## Begin Data for this exercise

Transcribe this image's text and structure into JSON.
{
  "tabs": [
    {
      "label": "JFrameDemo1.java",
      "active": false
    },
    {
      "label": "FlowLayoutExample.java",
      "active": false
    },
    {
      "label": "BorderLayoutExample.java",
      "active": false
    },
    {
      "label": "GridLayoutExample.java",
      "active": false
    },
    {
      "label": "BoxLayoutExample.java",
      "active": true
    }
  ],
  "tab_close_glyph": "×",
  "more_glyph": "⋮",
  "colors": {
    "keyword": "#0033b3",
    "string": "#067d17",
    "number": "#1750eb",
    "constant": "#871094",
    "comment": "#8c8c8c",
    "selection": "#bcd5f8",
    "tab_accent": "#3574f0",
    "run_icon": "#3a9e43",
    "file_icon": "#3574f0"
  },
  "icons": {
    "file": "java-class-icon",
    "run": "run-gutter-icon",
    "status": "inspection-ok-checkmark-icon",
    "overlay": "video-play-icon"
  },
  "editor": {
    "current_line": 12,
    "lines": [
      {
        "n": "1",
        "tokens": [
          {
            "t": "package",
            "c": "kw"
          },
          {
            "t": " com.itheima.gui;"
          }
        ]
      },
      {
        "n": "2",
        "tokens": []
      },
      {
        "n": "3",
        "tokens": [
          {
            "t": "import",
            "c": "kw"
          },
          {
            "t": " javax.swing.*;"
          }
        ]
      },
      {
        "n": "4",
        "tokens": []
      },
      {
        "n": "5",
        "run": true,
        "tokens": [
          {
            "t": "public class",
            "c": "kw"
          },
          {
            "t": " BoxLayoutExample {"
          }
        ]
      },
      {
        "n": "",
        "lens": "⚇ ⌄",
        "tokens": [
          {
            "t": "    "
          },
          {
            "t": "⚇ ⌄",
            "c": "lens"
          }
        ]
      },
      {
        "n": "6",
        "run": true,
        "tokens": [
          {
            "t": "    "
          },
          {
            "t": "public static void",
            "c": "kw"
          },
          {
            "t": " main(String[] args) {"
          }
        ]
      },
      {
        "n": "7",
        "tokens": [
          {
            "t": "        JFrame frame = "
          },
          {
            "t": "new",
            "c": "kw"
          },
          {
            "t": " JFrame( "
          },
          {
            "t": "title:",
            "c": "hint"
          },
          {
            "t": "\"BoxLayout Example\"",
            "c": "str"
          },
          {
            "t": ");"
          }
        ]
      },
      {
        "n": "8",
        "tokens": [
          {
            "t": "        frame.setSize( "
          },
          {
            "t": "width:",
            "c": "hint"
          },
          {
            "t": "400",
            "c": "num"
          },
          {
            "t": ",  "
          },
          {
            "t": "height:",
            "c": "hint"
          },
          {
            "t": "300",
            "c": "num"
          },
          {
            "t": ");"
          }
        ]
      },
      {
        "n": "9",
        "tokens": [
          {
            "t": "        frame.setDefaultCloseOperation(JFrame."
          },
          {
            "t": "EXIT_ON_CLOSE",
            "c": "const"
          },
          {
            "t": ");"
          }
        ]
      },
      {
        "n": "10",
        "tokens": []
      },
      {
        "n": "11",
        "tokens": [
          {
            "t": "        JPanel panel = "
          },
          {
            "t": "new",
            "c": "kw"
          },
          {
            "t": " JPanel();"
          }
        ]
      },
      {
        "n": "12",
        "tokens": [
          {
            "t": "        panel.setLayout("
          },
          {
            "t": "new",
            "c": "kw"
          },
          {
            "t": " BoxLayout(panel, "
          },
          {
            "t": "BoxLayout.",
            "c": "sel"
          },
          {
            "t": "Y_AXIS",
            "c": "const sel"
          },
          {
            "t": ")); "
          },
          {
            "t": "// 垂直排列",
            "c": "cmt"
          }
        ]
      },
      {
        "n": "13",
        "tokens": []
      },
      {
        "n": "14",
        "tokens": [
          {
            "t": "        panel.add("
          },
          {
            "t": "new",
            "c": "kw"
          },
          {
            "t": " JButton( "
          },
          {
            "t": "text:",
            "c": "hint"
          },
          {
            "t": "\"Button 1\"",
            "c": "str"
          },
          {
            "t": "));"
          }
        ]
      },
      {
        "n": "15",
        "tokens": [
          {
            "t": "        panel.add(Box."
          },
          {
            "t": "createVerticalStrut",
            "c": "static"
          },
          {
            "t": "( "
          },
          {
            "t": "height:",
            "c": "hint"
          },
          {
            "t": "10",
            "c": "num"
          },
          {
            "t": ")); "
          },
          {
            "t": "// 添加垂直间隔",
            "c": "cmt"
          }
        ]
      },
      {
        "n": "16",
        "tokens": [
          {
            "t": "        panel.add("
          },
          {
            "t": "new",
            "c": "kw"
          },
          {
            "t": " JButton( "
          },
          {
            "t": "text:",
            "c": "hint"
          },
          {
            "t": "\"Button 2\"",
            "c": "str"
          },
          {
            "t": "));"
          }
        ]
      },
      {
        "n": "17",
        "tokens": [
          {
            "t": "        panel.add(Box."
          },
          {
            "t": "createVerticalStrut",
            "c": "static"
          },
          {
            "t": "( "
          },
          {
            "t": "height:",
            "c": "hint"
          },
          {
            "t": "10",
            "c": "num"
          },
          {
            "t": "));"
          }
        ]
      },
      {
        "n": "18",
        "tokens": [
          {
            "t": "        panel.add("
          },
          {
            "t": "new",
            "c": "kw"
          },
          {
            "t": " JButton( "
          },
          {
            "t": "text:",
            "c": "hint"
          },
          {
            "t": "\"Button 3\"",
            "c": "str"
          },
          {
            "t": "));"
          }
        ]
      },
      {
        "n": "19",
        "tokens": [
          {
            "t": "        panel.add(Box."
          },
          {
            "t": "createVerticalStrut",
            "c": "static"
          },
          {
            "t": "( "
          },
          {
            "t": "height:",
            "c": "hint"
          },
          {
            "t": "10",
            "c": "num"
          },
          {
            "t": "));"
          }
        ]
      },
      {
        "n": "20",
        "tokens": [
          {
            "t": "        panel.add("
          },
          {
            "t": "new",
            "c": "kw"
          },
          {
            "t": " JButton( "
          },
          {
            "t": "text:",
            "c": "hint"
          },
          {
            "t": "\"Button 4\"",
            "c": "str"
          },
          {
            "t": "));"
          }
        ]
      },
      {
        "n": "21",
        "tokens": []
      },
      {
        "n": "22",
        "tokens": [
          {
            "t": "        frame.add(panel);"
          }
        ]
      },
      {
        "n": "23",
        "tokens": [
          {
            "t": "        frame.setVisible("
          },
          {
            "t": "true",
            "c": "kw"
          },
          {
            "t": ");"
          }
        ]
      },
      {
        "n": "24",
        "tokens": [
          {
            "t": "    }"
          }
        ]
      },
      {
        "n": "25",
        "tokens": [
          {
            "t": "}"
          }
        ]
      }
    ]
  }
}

## End Data for this exercise

> **The problem**:
Extract, word for word, each line of the listing above.

> **Written reply**:
Transcribe this image's text and structure into JSON.
{
  "tabs": [
    {
      "label": "JFrameDemo1.java",
      "active": false
    },
    {
      "label": "FlowLayoutExample.java",
      "active": false
    },
    {
      "label": "BorderLayoutExample.java",
      "active": false
    },
    {
      "label": "GridLayoutExample.java",
      "active": false
    },
    {
      "label": "BoxLayoutExample.java",
      "active": true
    }
  ],
  "tab_close_glyph": "×",
  "more_glyph": "⋮",
  "colors": {
    "keyword": "#0033b3",
    "string": "#067d17",
    "number": "#1750eb",
    "constant": "#871094",
    "comment": "#8c8c8c",
    "selection": "#bcd5f8",
    "tab_accent": "#3574f0",
    "run_icon": "#3a9e43",
    "file_icon": "#3574f0"
  },
  "icons": {
    "file": "java-class-icon",
    "run": "run-gutter-icon",
    "status": "inspection-ok-checkmark-icon",
    "overlay": "video-play-icon"
  },
  "editor": {
    "current_line": 12,
    "lines": [
      {
        "n": "1",
        "tokens": [
          {
            "t": "package",
            "c": "kw"
          },
          {
            "t": " com.itheima.gui;"
          }
        ]
      },
      {
        "n": "2",
        "tokens": []
      },
      {
        "n": "3",
        "tokens": [
          {
            "t": "import",
            "c": "kw"
          },
          {
            "t": " javax.swing.*;"
          }
        ]
      },
      {
        "n": "4",
        "tokens": []
      },
      {
        "n": "5",
        "run": true,
        "tokens": [
          {
            "t": "public class",
            "c": "kw"
          },
          {
            "t": " BoxLayoutExample {"
          }
        ]
      },
      {
        "n": "",
        "lens": "⚇ ⌄",
        "tokens": [
          {
            "t": "    "
          },
          {
            "t": "⚇ ⌄",
            "c": "lens"
          }
        ]
      },
      {
        "n": "6",
        "run": true,
        "tokens": [
          {
            "t": "    "
          },
          {
            "t": "public static void",
            "c": "kw"
          },
          {
            "t": " main(String[] args) {"
          }
        ]
      },
      {
        "n": "7",
        "tokens": [
          {
            "t": "        JFrame frame = "
          },
          {
            "t": "new",
            "c": "kw"
          },
          {
            "t": " JFrame( "
          },
          {
            "t": "title:",
            "c": "hint"
          },
          {
            "t": "\"BoxLayout Example\"",
            "c": "str"
          },
          {
            "t": ");"
          }
        ]
      },
      {
        "n": "8",
        "tokens": [
          {
            "t": "        frame.setSize( "
          },
          {
            "t": "width:",
            "c": "hint"
          },
          {
            "t": "400",
            "c": "num"
          },
          {
            "t": ",  "
          },
          {
            "t": "height:",
            "c": "hint"
          },
          {
            "t": "300",
            "c": "num"
          },
          {
            "t": ");"
          }
        ]
      },
      {
        "n": "9",
        "tokens": [
          {
            "t": "        frame.setDefaultCloseOperation(JFrame."
          },
          {
            "t": "EXIT_ON_CLOSE",
            "c": "const"
          },
          {
            "t": ");"
          }
        ]
      },
      {
        "n": "10",
        "tokens": []
      },
      {
        "n": "11",
        "tokens": [
          {
            "t": "        JPanel panel = "
          },
          {
            "t": "new",
            "c": "kw"
          },
          {
            "t": " JPanel();"
          }
        ]
      },
      {
        "n": "12",
        "tokens": [
          {
            "t": "        panel.setLayout("
          },
          {
            "t": "new",
            "c": "kw"
          },
          {
            "t": " BoxLayout(panel, "
          },
          {
            "t": "BoxLayout.",
            "c": "sel"
          },
          {
            "t": "Y_AXIS",
            "c": "const sel"
          },
          {
            "t": ")); "
          },
          {
            "t": "// 垂直排列",
            "c": "cmt"
          }
        ]
      },
      {
        "n": "13",
        "tokens": []
      },
      {
        "n": "14",
        "tokens": [
          {
            "t": "        panel.add("
          },
          {
            "t": "new",
            "c": "kw"
          },
          {
            "t": " JButton( "
          },
          {
            "t": "text:",
            "c": "hint"
          },
          {
            "t": "\"Button 1\"",
            "c": "str"
          },
          {
            "t": "));"
          }
        ]
      },
      {
        "n": "15",
        "tokens": [
          {
            "t": "        panel.add(Box."
          },
          {
            "t": "createVerticalStrut",
            "c": "static"
          },
          {
            "t": "( "
          },
          {
            "t": "height:",
            "c": "hint"
          },
          {
            "t": "10",
            "c": "num"
          },
          {
            "t": ")); "
          },
          {
            "t": "// 添加垂直间隔",
            "c": "cmt"
          }
        ]
      },
      {
        "n": "16",
        "tokens": [
          {
            "t": "        panel.add("
          },
          {
            "t": "new",
            "c": "kw"
          },
          {
            "t": " JButton( "
          },
          {
            "t": "text:",
            "c": "hint"
          },
          {
            "t": "\"Button 2\"",
            "c": "str"
          },
          {
            "t": "));"
          }
        ]
      },
      {
        "n": "17",
        "tokens": [
          {
            "t": "        panel.add(Box."
          },
          {
            "t": "createVerticalStrut",
            "c": "static"
          },
          {
            "t": "( "
          },
          {
            "t": "height:",
            "c": "hint"
          },
          {
            "t": "10",
            "c": "num"
          },
          {
            "t": "));"
          }
        ]
      },
      {
        "n": "18",
        "tokens": [
          {
            "t": "        panel.add("
          },
          {
            "t": "new",
            "c": "kw"
          },
          {
            "t": " JButton( "
          },
          {
            "t": "text:",
            "c": "hint"
          },
          {
            "t": "\"Button 3\"",
            "c": "str"
          },
          {
            "t": "));"
          }
        ]
      },
      {
        "n": "19",
        "tokens": [
          {
            "t": "        panel.add(Box."
          },
          {
            "t": "createVerticalStrut",
            "c": "static"
          },
          {
            "t": "( "
          },
          {
            "t": "height:",
            "c": "hint"
          },
          {
            "t": "10",
            "c": "num"
          },
          {
            "t": "));"
          }
        ]
      },
      {
        "n": "20",
        "tokens": [
          {
            "t": "        panel.add("
          },
          {
            "t": "new",
            "c": "kw"
          },
          {
            "t": " JButton( "
          },
          {
            "t": "text:",
            "c": "hint"
          },
          {
            "t": "\"Button 4\"",
            "c": "str"
          },
          {
            "t": "));"
          }
        ]
      },
      {
        "n": "21",
        "tokens": []
      },
      {
        "n": "22",
        "tokens": [
          {
            "t": "        frame.add(panel);"
          }
        ]
      },
      {
        "n": "23",
        "tokens": [
          {
            "t": "        frame.setVisible("
          },
          {
            "t": "true",
            "c": "kw"
          },
          {
            "t": ");"
          }
        ]
      },
      {
        "n": "24",
        "tokens": [
          {
            "t": "    }"
          }
        ]
      },
      {
        "n": "25",
        "tokens": [
          {
            "t": "}"
          }
        ]
      }
    ]
  }
}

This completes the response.